── Records for the exercise ──
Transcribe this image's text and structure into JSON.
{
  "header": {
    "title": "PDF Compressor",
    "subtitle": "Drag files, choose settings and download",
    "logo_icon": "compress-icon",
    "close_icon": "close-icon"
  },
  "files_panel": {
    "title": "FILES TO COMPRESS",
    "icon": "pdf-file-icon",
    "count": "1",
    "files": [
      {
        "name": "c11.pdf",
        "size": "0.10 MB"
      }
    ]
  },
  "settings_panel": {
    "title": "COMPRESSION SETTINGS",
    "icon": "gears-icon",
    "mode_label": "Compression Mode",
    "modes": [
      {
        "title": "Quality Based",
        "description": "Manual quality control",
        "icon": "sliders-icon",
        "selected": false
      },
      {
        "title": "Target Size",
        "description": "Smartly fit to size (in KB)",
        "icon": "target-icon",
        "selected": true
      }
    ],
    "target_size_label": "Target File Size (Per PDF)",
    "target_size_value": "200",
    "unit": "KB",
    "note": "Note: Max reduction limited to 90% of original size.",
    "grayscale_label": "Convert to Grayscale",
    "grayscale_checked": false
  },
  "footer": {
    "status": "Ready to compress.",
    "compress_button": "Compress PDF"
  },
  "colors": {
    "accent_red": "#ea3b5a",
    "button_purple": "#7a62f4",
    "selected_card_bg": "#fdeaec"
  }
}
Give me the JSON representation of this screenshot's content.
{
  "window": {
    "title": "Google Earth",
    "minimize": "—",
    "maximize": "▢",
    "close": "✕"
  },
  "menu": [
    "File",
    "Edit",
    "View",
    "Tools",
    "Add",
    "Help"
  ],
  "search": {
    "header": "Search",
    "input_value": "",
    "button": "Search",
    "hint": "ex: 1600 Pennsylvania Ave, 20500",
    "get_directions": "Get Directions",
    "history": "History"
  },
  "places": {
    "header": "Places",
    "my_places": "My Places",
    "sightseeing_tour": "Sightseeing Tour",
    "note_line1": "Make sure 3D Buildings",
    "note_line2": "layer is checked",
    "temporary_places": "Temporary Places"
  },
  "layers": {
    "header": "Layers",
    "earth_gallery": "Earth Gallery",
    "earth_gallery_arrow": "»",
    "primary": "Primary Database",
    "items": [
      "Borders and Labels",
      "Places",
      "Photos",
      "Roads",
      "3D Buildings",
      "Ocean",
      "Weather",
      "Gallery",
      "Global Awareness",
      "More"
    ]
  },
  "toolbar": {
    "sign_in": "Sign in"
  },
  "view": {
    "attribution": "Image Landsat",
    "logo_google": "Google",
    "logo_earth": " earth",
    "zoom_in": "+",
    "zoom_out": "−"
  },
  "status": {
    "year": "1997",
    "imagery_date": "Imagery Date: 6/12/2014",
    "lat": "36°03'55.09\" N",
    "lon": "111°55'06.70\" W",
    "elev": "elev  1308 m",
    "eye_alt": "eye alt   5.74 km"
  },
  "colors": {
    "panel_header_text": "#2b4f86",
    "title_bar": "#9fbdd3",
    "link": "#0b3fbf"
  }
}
───
# [Task objective]
Find every line that holds "icon" and copy it.

# [Result below]
    "logo_icon": "compress-icon",
    "close_icon": "close-icon"
    "icon": "pdf-file-icon",
    "icon": "gears-icon",
        "icon": "sliders-icon",
        "icon": "target-icon",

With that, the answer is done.